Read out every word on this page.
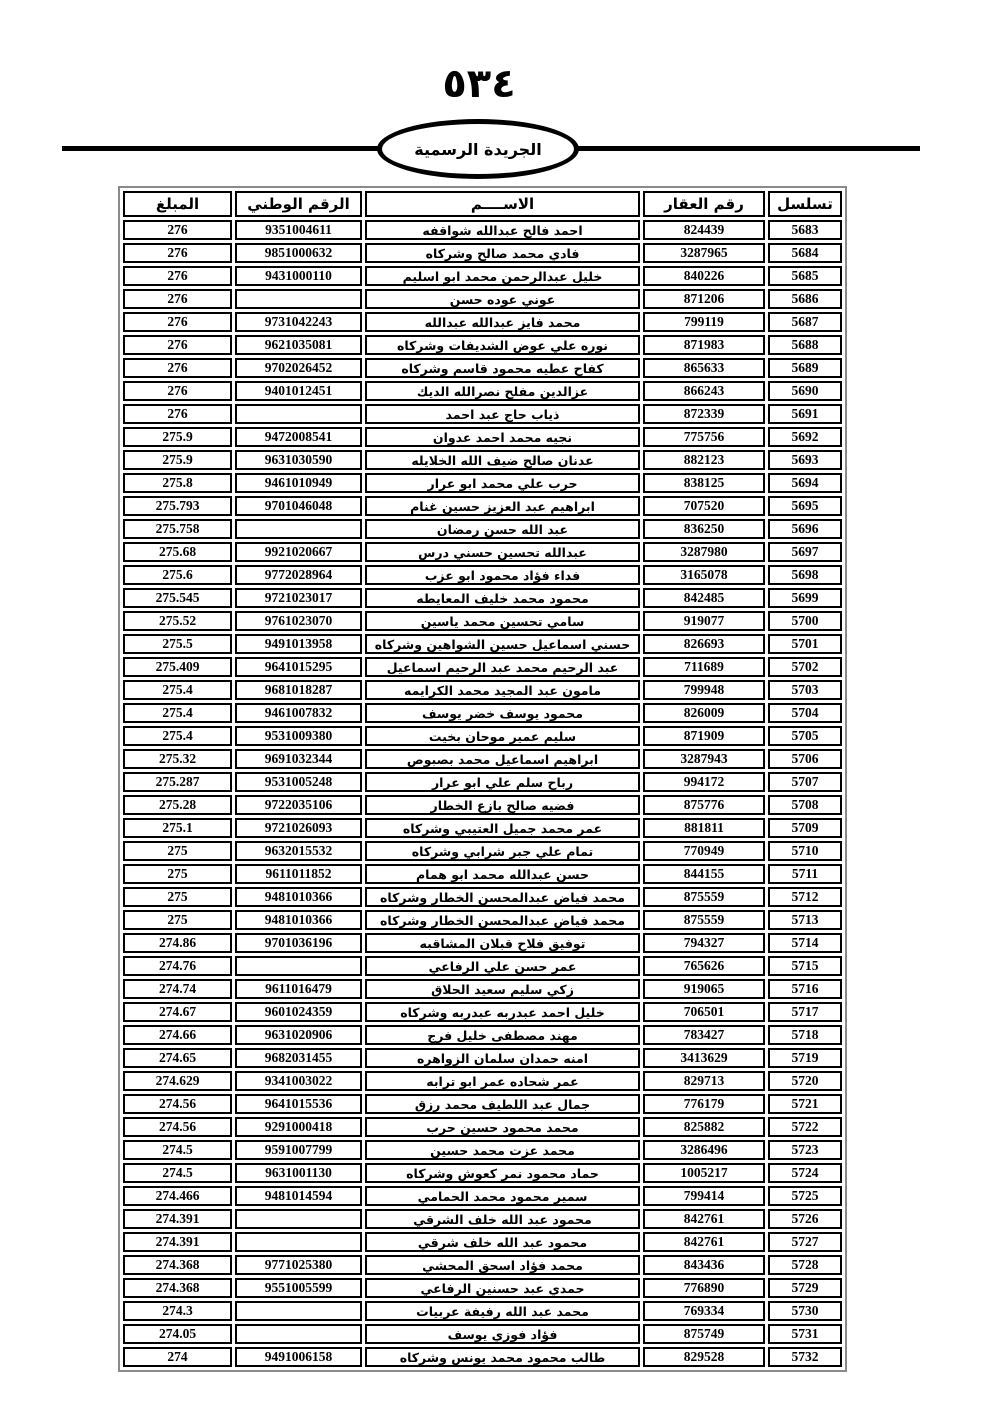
٥٣٤
الجريدة الرسمية
تسلسل	رقم العقار	الاســــم	الرقم الوطني	المبلغ
5683	824439	احمد فالح عبدالله شواقفه	9351004611	276
5684	3287965	فادي محمد صالح وشركاه	9851000632	276
5685	840226	خليل عبدالرحمن محمد ابو اسليم	9431000110	276
5686	871206	عوني عوده حسن		276
5687	799119	محمد فايز عبدالله عبدالله	9731042243	276
5688	871983	نوره علي عوض الشديفات وشركاه	9621035081	276
5689	865633	كفاح عطيه محمود قاسم وشركاه	9702026452	276
5690	866243	عزالدين مفلح نصرالله الديك	9401012451	276
5691	872339	ذياب حاج عبد احمد		276
5692	775756	نجيه محمد احمد عدوان	9472008541	275.9
5693	882123	عدنان صالح ضيف الله الخلايله	9631030590	275.9
5694	838125	حرب علي محمد ابو عرار	9461010949	275.8
5695	707520	ابراهيم عبد العزيز حسين غنام	9701046048	275.793
5696	836250	عبد الله حسن رمضان		275.758
5697	3287980	عبدالله تحسين حسني درس	9921020667	275.68
5698	3165078	فداء فؤاد محمود ابو عزب	9772028964	275.6
5699	842485	محمود محمد خليف المعايطه	9721023017	275.545
5700	919077	سامي تحسين محمد ياسين	9761023070	275.52
5701	826693	حسني اسماعيل حسين الشواهين وشركاه	9491013958	275.5
5702	711689	عبد الرحيم محمد عبد الرحيم اسماعيل	9641015295	275.409
5703	799948	مامون عبد المجيد محمد الكرايمه	9681018287	275.4
5704	826009	محمود يوسف خضر يوسف	9461007832	275.4
5705	871909	سليم عمير موحان بخيت	9531009380	275.4
5706	3287943	ابراهيم اسماعيل محمد بصبوص	9691032344	275.32
5707	994172	رباح سلم علي ابو عرار	9531005248	275.287
5708	875776	فضيه صالح بازع الخطار	9722035106	275.28
5709	881811	عمر محمد جميل العتيبي وشركاه	9721026093	275.1
5710	770949	تمام علي جبر شرابي وشركاه	9632015532	275
5711	844155	حسن عبدالله محمد ابو همام	9611011852	275
5712	875559	محمد فياض عبدالمحسن الخطار وشركاه	9481010366	275
5713	875559	محمد فياض عبدالمحسن الخطار وشركاه	9481010366	275
5714	794327	توفيق فلاح قبلان المشاقبه	9701036196	274.86
5715	765626	عمر حسن علي الرفاعي		274.76
5716	919065	زكي سليم سعيد الحلاق	9611016479	274.74
5717	706501	خليل احمد عبدربه عبدربه وشركاه	9601024359	274.67
5718	783427	مهند مصطفى خليل فرج	9631020906	274.66
5719	3413629	امنه حمدان سلمان الزواهره	9682031455	274.65
5720	829713	عمر شحاده عمر ابو ترابه	9341003022	274.629
5721	776179	جمال عبد اللطيف محمد رزق	9641015536	274.56
5722	825882	محمد محمود حسين حرب	9291000418	274.56
5723	3286496	محمد عزت محمد حسين	9591007799	274.5
5724	1005217	حماد محمود نمر كعوش وشركاه	9631001130	274.5
5725	799414	سمير محمود محمد الحمامي	9481014594	274.466
5726	842761	محمود عبد الله خلف الشرقي		274.391
5727	842761	محمود عبد الله خلف شرقي		274.391
5728	843436	محمد فؤاد اسحق المحشي	9771025380	274.368
5729	776890	حمدي عبد حسنين الرفاعي	9551005599	274.368
5730	769334	محمد عبد الله رفيفة عربيات		274.3
5731	875749	فؤاد فوزي يوسف		274.05
5732	829528	طالب محمود محمد يونس وشركاه	9491006158	274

**Request:** Pick out every line with the string "ابراهيم" and copy it.

**Answer to the task:**
5695	707520	ابراهيم عبد العزيز حسين غنام	9701046048	275.793
5706	3287943	ابراهيم اسماعيل محمد بصبوص	9691032344	275.32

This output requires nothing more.